=== Data shown ===

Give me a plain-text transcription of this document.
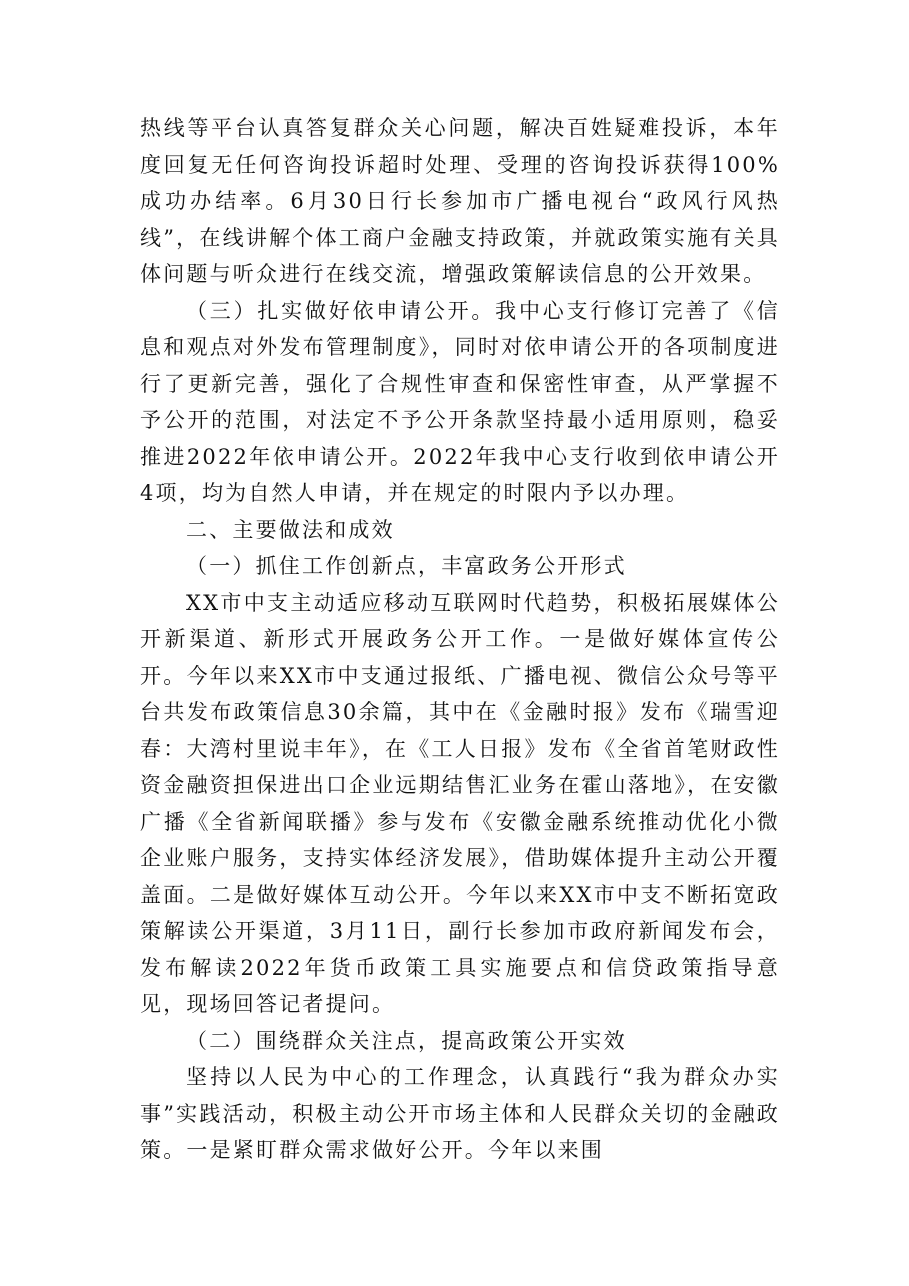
热线等平台认真答复群众关心问题，解决百姓疑难投诉，本年度回复无任何咨询投诉超时处理、受理的咨询投诉获得100%成功办结率。6月30日行长参加市广播电视台“政风行风热线”，在线讲解个体工商户金融支持政策，并就政策实施有关具体问题与听众进行在线交流，增强政策解读信息的公开效果。

（三）扎实做好依申请公开。我中心支行修订完善了《信息和观点对外发布管理制度》，同时对依申请公开的各项制度进行了更新完善，强化了合规性审查和保密性审查，从严掌握不予公开的范围，对法定不予公开条款坚持最小适用原则，稳妥推进2022年依申请公开。2022年我中心支行收到依申请公开4项，均为自然人申请，并在规定的时限内予以办理。

二、主要做法和成效

（一）抓住工作创新点，丰富政务公开形式

XX市中支主动适应移动互联网时代趋势，积极拓展媒体公开新渠道、新形式开展政务公开工作。一是做好媒体宣传公开。今年以来XX市中支通过报纸、广播电视、微信公众号等平台共发布政策信息30余篇，其中在《金融时报》发布《瑞雪迎春：大湾村里说丰年》，在《工人日报》发布《全省首笔财政性资金融资担保进出口企业远期结售汇业务在霍山落地》，在安徽广播《全省新闻联播》参与发布《安徽金融系统推动优化小微企业账户服务，支持实体经济发展》，借助媒体提升主动公开覆盖面。二是做好媒体互动公开。今年以来XX市中支不断拓宽政策解读公开渠道，3月11日，副行长参加市政府新闻发布会，发布解读2022年货币政策工具实施要点和信贷政策指导意见，现场回答记者提问。

（二）围绕群众关注点，提高政策公开实效

坚持以人民为中心的工作理念，认真践行“我为群众办实事”实践活动，积极主动公开市场主体和人民群众关切的金融政策。一是紧盯群众需求做好公开。今年以来围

===

# Required task:
Leave the pictures out and output the rest of the listing exactly.

# Problem solution:
Give me a plain-text transcription of this document.
热线等平台认真答复群众关心问题，解决百姓疑难投诉，本年度回复无任何咨询投诉超时处理、受理的咨询投诉获得100%成功办结率。6月30日行长参加市广播电视台“政风行风热线”，在线讲解个体工商户金融支持政策，并就政策实施有关具体问题与听众进行在线交流，增强政策解读信息的公开效果。

（三）扎实做好依申请公开。我中心支行修订完善了《信息和观点对外发布管理制度》，同时对依申请公开的各项制度进行了更新完善，强化了合规性审查和保密性审查，从严掌握不予公开的范围，对法定不予公开条款坚持最小适用原则，稳妥推进2022年依申请公开。2022年我中心支行收到依申请公开4项，均为自然人申请，并在规定的时限内予以办理。

二、主要做法和成效

（一）抓住工作创新点，丰富政务公开形式

XX市中支主动适应移动互联网时代趋势，积极拓展媒体公开新渠道、新形式开展政务公开工作。一是做好媒体宣传公开。今年以来XX市中支通过报纸、广播电视、微信公众号等平台共发布政策信息30余篇，其中在《金融时报》发布《瑞雪迎春：大湾村里说丰年》，在《工人日报》发布《全省首笔财政性资金融资担保进出口企业远期结售汇业务在霍山落地》，在安徽广播《全省新闻联播》参与发布《安徽金融系统推动优化小微企业账户服务，支持实体经济发展》，借助媒体提升主动公开覆盖面。二是做好媒体互动公开。今年以来XX市中支不断拓宽政策解读公开渠道，3月11日，副行长参加市政府新闻发布会，发布解读2022年货币政策工具实施要点和信贷政策指导意见，现场回答记者提问。

（二）围绕群众关注点，提高政策公开实效

坚持以人民为中心的工作理念，认真践行“我为群众办实事”实践活动，积极主动公开市场主体和人民群众关切的金融政策。一是紧盯群众需求做好公开。今年以来围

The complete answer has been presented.